Goal: All of the entries need to be written out again, exactly as they are.

Stored records
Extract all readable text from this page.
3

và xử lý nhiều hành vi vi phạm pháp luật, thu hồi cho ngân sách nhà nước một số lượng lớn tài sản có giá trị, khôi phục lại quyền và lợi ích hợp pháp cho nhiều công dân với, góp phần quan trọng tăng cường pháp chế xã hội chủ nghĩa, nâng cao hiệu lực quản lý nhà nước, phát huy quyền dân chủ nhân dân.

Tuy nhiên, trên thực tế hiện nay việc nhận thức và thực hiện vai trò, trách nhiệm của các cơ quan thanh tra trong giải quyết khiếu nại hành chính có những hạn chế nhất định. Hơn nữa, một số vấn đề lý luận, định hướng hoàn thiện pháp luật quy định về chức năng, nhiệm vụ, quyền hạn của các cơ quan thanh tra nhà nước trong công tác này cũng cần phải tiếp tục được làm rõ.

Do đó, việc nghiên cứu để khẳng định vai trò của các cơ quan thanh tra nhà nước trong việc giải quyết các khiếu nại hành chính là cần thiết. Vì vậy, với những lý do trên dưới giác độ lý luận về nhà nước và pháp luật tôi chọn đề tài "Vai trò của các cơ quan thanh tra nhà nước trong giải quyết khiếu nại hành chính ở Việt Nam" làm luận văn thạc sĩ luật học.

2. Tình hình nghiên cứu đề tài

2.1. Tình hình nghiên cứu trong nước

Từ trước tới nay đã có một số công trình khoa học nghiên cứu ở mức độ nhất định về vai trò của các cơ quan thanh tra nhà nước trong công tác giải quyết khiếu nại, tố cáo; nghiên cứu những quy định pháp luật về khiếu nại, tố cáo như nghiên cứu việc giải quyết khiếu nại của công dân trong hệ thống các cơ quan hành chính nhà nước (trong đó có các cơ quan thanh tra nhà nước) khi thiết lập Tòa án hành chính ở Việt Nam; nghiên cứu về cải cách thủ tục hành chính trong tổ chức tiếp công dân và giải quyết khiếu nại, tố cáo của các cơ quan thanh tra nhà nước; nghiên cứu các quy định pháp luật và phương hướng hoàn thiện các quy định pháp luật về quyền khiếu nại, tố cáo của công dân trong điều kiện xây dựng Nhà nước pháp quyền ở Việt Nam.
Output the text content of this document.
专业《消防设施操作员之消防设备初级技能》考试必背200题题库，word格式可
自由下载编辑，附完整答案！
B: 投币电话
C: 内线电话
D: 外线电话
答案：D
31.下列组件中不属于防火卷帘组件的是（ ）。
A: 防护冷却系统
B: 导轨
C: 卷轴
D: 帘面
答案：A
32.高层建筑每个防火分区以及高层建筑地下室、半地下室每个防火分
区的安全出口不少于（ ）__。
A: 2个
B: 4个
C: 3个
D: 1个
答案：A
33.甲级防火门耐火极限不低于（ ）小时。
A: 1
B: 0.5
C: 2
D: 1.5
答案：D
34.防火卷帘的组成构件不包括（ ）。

Result of this exercise:
Extract all readable text from this page.
3

và xử lý nhiều hành vi vi phạm pháp luật, thu hồi cho ngân sách nhà nước một số lượng lớn tài sản có giá trị, khôi phục lại quyền và lợi ích hợp pháp cho nhiều công dân với, góp phần quan trọng tăng cường pháp chế xã hội chủ nghĩa, nâng cao hiệu lực quản lý nhà nước, phát huy quyền dân chủ nhân dân.

Tuy nhiên, trên thực tế hiện nay việc nhận thức và thực hiện vai trò, trách nhiệm của các cơ quan thanh tra trong giải quyết khiếu nại hành chính có những hạn chế nhất định. Hơn nữa, một số vấn đề lý luận, định hướng hoàn thiện pháp luật quy định về chức năng, nhiệm vụ, quyền hạn của các cơ quan thanh tra nhà nước trong công tác này cũng cần phải tiếp tục được làm rõ.

Do đó, việc nghiên cứu để khẳng định vai trò của các cơ quan thanh tra nhà nước trong việc giải quyết các khiếu nại hành chính là cần thiết. Vì vậy, với những lý do trên dưới giác độ lý luận về nhà nước và pháp luật tôi chọn đề tài "Vai trò của các cơ quan thanh tra nhà nước trong giải quyết khiếu nại hành chính ở Việt Nam" làm luận văn thạc sĩ luật học.

2. Tình hình nghiên cứu đề tài

2.1. Tình hình nghiên cứu trong nước

Từ trước tới nay đã có một số công trình khoa học nghiên cứu ở mức độ nhất định về vai trò của các cơ quan thanh tra nhà nước trong công tác giải quyết khiếu nại, tố cáo; nghiên cứu những quy định pháp luật về khiếu nại, tố cáo như nghiên cứu việc giải quyết khiếu nại của công dân trong hệ thống các cơ quan hành chính nhà nước (trong đó có các cơ quan thanh tra nhà nước) khi thiết lập Tòa án hành chính ở Việt Nam; nghiên cứu về cải cách thủ tục hành chính trong tổ chức tiếp công dân và giải quyết khiếu nại, tố cáo của các cơ quan thanh tra nhà nước; nghiên cứu các quy định pháp luật và phương hướng hoàn thiện các quy định pháp luật về quyền khiếu nại, tố cáo của công dân trong điều kiện xây dựng Nhà nước pháp quyền ở Việt Nam.
Output the text content of this document.
专业《消防设施操作员之消防设备初级技能》考试必背200题题库，word格式可
自由下载编辑，附完整答案！
B: 投币电话
C: 内线电话
D: 外线电话
答案：D
31.下列组件中不属于防火卷帘组件的是（ ）。
A: 防护冷却系统
B: 导轨
C: 卷轴
D: 帘面
答案：A
32.高层建筑每个防火分区以及高层建筑地下室、半地下室每个防火分
区的安全出口不少于（ ）__。
A: 2个
B: 4个
C: 3个
D: 1个
答案：A
33.甲级防火门耐火极限不低于（ ）小时。
A: 1
B: 0.5
C: 2
D: 1.5
答案：D
34.防火卷帘的组成构件不包括（ ）。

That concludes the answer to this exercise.